[Spatial annotation entries]
══════
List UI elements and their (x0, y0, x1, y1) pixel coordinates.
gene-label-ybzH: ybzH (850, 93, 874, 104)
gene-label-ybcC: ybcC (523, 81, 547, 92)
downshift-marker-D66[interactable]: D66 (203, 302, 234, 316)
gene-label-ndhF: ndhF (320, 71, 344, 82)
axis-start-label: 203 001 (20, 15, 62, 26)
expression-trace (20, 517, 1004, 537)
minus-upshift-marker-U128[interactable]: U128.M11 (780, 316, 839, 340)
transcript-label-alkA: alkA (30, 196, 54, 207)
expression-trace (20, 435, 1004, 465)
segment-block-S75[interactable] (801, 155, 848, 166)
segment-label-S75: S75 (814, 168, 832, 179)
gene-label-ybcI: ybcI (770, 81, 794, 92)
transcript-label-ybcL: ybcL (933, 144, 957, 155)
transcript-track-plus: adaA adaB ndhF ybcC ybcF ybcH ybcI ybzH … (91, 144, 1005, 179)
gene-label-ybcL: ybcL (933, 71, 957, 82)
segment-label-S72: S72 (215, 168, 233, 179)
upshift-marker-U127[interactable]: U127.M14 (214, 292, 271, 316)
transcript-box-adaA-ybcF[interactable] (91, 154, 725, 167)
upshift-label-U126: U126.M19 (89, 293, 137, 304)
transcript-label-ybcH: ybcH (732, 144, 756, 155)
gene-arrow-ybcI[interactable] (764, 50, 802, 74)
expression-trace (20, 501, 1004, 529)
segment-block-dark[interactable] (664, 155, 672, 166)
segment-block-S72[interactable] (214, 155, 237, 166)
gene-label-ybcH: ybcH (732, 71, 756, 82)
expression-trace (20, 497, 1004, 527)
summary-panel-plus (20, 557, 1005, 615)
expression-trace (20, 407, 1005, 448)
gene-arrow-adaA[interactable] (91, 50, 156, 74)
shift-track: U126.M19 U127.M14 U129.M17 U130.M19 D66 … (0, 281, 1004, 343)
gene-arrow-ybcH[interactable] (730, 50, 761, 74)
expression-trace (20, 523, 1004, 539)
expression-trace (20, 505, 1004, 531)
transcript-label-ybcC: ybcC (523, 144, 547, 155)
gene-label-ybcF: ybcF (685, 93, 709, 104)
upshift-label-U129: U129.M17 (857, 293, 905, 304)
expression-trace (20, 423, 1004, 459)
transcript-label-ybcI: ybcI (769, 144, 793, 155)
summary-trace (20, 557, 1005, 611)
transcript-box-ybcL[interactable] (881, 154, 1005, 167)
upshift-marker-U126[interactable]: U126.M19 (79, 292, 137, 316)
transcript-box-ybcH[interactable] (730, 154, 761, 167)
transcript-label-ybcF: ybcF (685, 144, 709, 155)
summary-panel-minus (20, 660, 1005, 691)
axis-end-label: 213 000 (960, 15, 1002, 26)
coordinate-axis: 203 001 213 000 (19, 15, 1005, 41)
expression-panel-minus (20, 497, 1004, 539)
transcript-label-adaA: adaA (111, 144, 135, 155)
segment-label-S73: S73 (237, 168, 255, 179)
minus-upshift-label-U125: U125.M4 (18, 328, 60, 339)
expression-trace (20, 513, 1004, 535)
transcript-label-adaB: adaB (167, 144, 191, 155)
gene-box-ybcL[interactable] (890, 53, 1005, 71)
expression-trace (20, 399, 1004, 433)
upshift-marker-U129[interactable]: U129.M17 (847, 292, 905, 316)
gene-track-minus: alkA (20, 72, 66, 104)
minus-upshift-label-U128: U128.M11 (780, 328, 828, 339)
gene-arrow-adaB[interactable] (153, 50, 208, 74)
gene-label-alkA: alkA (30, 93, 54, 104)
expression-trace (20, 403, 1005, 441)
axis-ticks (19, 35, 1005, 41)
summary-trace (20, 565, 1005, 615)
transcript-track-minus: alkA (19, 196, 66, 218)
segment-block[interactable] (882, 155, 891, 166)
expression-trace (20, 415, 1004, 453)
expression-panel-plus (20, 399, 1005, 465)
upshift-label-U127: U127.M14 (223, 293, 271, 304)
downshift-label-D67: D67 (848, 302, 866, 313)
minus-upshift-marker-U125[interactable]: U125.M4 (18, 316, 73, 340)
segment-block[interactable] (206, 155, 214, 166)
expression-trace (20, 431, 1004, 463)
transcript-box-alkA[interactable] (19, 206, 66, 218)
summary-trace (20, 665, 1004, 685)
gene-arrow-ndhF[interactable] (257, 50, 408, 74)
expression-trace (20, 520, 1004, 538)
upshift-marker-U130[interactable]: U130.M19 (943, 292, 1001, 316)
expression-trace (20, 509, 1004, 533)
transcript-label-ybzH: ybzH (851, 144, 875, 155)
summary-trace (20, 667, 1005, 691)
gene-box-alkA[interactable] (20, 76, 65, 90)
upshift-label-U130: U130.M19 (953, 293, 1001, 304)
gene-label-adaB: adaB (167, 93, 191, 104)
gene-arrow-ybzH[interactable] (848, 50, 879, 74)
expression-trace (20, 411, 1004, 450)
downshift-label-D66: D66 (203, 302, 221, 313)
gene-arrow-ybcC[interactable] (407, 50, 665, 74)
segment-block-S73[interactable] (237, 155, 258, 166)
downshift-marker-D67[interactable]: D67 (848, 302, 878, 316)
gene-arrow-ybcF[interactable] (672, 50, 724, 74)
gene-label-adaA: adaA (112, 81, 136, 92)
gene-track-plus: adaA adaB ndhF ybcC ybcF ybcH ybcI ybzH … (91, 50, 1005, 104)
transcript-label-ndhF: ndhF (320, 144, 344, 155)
══════
Task requirements:
Please repeat everything from the start of the entries down to the line containing "gene-label-ndhF: ndhF (320, 71, 344, 82)", with that line included.

Worked solution:
List UI elements and their (x0, y0, x1, y1) pixel coordinates.
gene-label-ybzH: ybzH (850, 93, 874, 104)
gene-label-ybcC: ybcC (523, 81, 547, 92)
downshift-marker-D66[interactable]: D66 (203, 302, 234, 316)
gene-label-ndhF: ndhF (320, 71, 344, 82)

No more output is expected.